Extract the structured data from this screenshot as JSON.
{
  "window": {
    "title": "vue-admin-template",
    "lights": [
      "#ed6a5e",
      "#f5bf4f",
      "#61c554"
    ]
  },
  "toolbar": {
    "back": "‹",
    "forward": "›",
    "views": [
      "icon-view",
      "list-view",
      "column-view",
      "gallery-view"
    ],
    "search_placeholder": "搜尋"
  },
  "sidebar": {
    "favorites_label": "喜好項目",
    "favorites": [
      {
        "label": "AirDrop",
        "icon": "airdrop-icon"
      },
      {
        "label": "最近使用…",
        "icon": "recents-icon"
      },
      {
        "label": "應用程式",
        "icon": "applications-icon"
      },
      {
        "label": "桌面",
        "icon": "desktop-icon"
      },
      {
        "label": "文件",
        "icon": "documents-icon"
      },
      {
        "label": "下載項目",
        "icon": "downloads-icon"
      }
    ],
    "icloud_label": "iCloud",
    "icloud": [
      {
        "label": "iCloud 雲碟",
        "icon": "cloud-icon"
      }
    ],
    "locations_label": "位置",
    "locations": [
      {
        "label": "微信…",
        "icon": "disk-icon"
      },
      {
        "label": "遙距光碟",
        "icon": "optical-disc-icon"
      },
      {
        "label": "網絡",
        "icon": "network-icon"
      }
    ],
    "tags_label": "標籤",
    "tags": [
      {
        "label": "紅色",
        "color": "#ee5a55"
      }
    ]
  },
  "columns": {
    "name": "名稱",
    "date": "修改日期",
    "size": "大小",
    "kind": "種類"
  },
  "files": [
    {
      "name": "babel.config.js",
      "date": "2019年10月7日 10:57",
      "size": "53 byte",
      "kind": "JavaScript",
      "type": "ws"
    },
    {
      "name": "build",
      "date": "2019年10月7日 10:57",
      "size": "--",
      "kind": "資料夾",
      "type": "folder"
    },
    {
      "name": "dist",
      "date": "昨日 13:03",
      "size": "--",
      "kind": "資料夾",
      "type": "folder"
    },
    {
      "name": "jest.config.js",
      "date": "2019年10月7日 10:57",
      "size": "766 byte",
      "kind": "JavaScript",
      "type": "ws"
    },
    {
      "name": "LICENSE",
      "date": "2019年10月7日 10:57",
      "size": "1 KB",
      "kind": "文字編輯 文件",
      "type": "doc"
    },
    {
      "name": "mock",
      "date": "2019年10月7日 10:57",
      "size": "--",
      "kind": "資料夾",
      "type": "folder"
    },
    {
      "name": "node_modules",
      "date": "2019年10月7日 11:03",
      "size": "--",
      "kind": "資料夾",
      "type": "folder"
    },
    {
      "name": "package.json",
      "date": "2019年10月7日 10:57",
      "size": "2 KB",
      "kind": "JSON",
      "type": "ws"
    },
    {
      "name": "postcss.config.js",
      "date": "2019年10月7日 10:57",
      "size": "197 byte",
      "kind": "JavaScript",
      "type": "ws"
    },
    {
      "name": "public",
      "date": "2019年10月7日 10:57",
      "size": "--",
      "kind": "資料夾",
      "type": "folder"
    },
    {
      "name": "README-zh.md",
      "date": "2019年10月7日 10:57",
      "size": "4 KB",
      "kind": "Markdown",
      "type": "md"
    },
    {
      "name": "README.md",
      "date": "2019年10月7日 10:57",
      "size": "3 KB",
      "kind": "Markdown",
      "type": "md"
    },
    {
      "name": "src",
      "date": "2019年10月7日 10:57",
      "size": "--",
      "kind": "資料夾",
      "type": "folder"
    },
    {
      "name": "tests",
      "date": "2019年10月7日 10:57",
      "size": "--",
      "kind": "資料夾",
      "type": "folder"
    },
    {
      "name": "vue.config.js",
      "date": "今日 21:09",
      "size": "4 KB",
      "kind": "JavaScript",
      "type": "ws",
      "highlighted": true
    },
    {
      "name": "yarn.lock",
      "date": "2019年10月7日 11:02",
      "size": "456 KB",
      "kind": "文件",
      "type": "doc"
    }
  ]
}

┄┄┄┄┄┄┄┄┄┄

◆ **Task directions**
Work out how many lines of the listing above include "icon". Answer with the number and nothing more.

◆ **Correct answer**
11